- Task instructions:
Repeat all of the material exactly as given.

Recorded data
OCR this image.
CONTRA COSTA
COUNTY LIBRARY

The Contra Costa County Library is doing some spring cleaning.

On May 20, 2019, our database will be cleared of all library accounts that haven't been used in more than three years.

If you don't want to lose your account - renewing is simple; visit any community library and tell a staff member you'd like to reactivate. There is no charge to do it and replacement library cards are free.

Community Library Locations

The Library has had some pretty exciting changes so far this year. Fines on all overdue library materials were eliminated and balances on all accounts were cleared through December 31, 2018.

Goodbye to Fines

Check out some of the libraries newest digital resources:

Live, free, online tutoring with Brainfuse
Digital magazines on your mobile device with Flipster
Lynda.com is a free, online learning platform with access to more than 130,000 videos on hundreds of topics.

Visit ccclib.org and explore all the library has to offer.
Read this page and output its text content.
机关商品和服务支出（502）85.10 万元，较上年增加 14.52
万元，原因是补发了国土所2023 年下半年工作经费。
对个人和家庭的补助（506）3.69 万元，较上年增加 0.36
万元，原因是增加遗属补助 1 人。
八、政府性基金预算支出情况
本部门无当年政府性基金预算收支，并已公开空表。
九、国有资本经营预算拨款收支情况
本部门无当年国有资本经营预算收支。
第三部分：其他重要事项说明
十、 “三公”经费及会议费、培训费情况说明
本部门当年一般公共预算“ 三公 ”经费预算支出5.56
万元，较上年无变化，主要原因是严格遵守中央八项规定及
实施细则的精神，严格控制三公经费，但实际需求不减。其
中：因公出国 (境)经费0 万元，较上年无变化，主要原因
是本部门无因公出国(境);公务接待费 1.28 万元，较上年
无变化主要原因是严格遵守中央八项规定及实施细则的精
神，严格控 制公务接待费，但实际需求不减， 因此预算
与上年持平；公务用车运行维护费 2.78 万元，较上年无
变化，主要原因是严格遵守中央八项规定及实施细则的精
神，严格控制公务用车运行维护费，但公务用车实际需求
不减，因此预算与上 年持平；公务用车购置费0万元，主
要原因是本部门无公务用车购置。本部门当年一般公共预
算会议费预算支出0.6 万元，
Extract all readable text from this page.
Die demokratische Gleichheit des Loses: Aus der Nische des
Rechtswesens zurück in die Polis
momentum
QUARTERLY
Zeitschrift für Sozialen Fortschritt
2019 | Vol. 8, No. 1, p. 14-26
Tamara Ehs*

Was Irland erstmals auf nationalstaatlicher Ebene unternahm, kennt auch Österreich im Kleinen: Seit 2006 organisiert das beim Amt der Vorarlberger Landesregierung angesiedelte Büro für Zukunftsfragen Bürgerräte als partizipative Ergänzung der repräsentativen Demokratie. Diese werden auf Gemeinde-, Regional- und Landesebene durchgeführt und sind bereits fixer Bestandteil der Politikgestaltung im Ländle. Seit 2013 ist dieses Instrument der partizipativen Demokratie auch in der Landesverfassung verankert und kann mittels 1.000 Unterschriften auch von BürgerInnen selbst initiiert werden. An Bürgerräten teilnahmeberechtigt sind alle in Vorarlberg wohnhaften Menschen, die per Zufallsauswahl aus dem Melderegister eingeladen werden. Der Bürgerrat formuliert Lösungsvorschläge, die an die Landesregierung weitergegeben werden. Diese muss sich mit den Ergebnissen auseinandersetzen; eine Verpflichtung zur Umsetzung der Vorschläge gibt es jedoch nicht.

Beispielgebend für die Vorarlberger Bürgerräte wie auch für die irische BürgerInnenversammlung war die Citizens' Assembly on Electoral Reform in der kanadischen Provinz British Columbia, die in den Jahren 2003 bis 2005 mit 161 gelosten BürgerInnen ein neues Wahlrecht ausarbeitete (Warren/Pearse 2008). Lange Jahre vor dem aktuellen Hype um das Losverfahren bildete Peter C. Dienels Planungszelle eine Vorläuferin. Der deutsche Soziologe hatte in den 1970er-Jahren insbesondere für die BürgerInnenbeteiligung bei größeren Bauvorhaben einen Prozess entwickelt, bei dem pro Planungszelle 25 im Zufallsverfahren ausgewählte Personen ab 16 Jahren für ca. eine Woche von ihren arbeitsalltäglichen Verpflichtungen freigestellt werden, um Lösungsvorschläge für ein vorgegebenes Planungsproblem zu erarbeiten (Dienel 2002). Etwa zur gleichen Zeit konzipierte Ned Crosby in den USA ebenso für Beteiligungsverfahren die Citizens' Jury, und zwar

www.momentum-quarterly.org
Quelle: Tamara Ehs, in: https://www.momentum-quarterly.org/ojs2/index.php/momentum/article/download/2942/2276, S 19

- Task response:
OCR this image.
CONTRA COSTA
COUNTY LIBRARY

The Contra Costa County Library is doing some spring cleaning.

On May 20, 2019, our database will be cleared of all library accounts that haven't been used in more than three years.

If you don't want to lose your account - renewing is simple; visit any community library and tell a staff member you'd like to reactivate. There is no charge to do it and replacement library cards are free.

Community Library Locations

The Library has had some pretty exciting changes so far this year. Fines on all overdue library materials were eliminated and balances on all accounts were cleared through December 31, 2018.

Goodbye to Fines

Check out some of the libraries newest digital resources:

Live, free, online tutoring with Brainfuse
Digital magazines on your mobile device with Flipster
Lynda.com is a free, online learning platform with access to more than 130,000 videos on hundreds of topics.

Visit ccclib.org and explore all the library has to offer.
Read this page and output its text content.
机关商品和服务支出（502）85.10 万元，较上年增加 14.52
万元，原因是补发了国土所2023 年下半年工作经费。
对个人和家庭的补助（506）3.69 万元，较上年增加 0.36
万元，原因是增加遗属补助 1 人。
八、政府性基金预算支出情况
本部门无当年政府性基金预算收支，并已公开空表。
九、国有资本经营预算拨款收支情况
本部门无当年国有资本经营预算收支。
第三部分：其他重要事项说明
十、 “三公”经费及会议费、培训费情况说明
本部门当年一般公共预算“ 三公 ”经费预算支出5.56
万元，较上年无变化，主要原因是严格遵守中央八项规定及
实施细则的精神，严格控制三公经费，但实际需求不减。其
中：因公出国 (境)经费0 万元，较上年无变化，主要原因
是本部门无因公出国(境);公务接待费 1.28 万元，较上年
无变化主要原因是严格遵守中央八项规定及实施细则的精
神，严格控 制公务接待费，但实际需求不减， 因此预算
与上年持平；公务用车运行维护费 2.78 万元，较上年无
变化，主要原因是严格遵守中央八项规定及实施细则的精
神，严格控制公务用车运行维护费，但公务用车实际需求
不减，因此预算与上 年持平；公务用车购置费0万元，主
要原因是本部门无公务用车购置。本部门当年一般公共预
算会议费预算支出0.6 万元，
Extract all readable text from this page.
Die demokratische Gleichheit des Loses: Aus der Nische des
Rechtswesens zurück in die Polis
momentum
QUARTERLY
Zeitschrift für Sozialen Fortschritt
2019 | Vol. 8, No. 1, p. 14-26
Tamara Ehs*

Was Irland erstmals auf nationalstaatlicher Ebene unternahm, kennt auch Österreich im Kleinen: Seit 2006 organisiert das beim Amt der Vorarlberger Landesregierung angesiedelte Büro für Zukunftsfragen Bürgerräte als partizipative Ergänzung der repräsentativen Demokratie. Diese werden auf Gemeinde-, Regional- und Landesebene durchgeführt und sind bereits fixer Bestandteil der Politikgestaltung im Ländle. Seit 2013 ist dieses Instrument der partizipativen Demokratie auch in der Landesverfassung verankert und kann mittels 1.000 Unterschriften auch von BürgerInnen selbst initiiert werden. An Bürgerräten teilnahmeberechtigt sind alle in Vorarlberg wohnhaften Menschen, die per Zufallsauswahl aus dem Melderegister eingeladen werden. Der Bürgerrat formuliert Lösungsvorschläge, die an die Landesregierung weitergegeben werden. Diese muss sich mit den Ergebnissen auseinandersetzen; eine Verpflichtung zur Umsetzung der Vorschläge gibt es jedoch nicht.

Beispielgebend für die Vorarlberger Bürgerräte wie auch für die irische BürgerInnenversammlung war die Citizens' Assembly on Electoral Reform in der kanadischen Provinz British Columbia, die in den Jahren 2003 bis 2005 mit 161 gelosten BürgerInnen ein neues Wahlrecht ausarbeitete (Warren/Pearse 2008). Lange Jahre vor dem aktuellen Hype um das Losverfahren bildete Peter C. Dienels Planungszelle eine Vorläuferin. Der deutsche Soziologe hatte in den 1970er-Jahren insbesondere für die BürgerInnenbeteiligung bei größeren Bauvorhaben einen Prozess entwickelt, bei dem pro Planungszelle 25 im Zufallsverfahren ausgewählte Personen ab 16 Jahren für ca. eine Woche von ihren arbeitsalltäglichen Verpflichtungen freigestellt werden, um Lösungsvorschläge für ein vorgegebenes Planungsproblem zu erarbeiten (Dienel 2002). Etwa zur gleichen Zeit konzipierte Ned Crosby in den USA ebenso für Beteiligungsverfahren die Citizens' Jury, und zwar

www.momentum-quarterly.org
Quelle: Tamara Ehs, in: https://www.momentum-quarterly.org/ojs2/index.php/momentum/article/download/2942/2276, S 19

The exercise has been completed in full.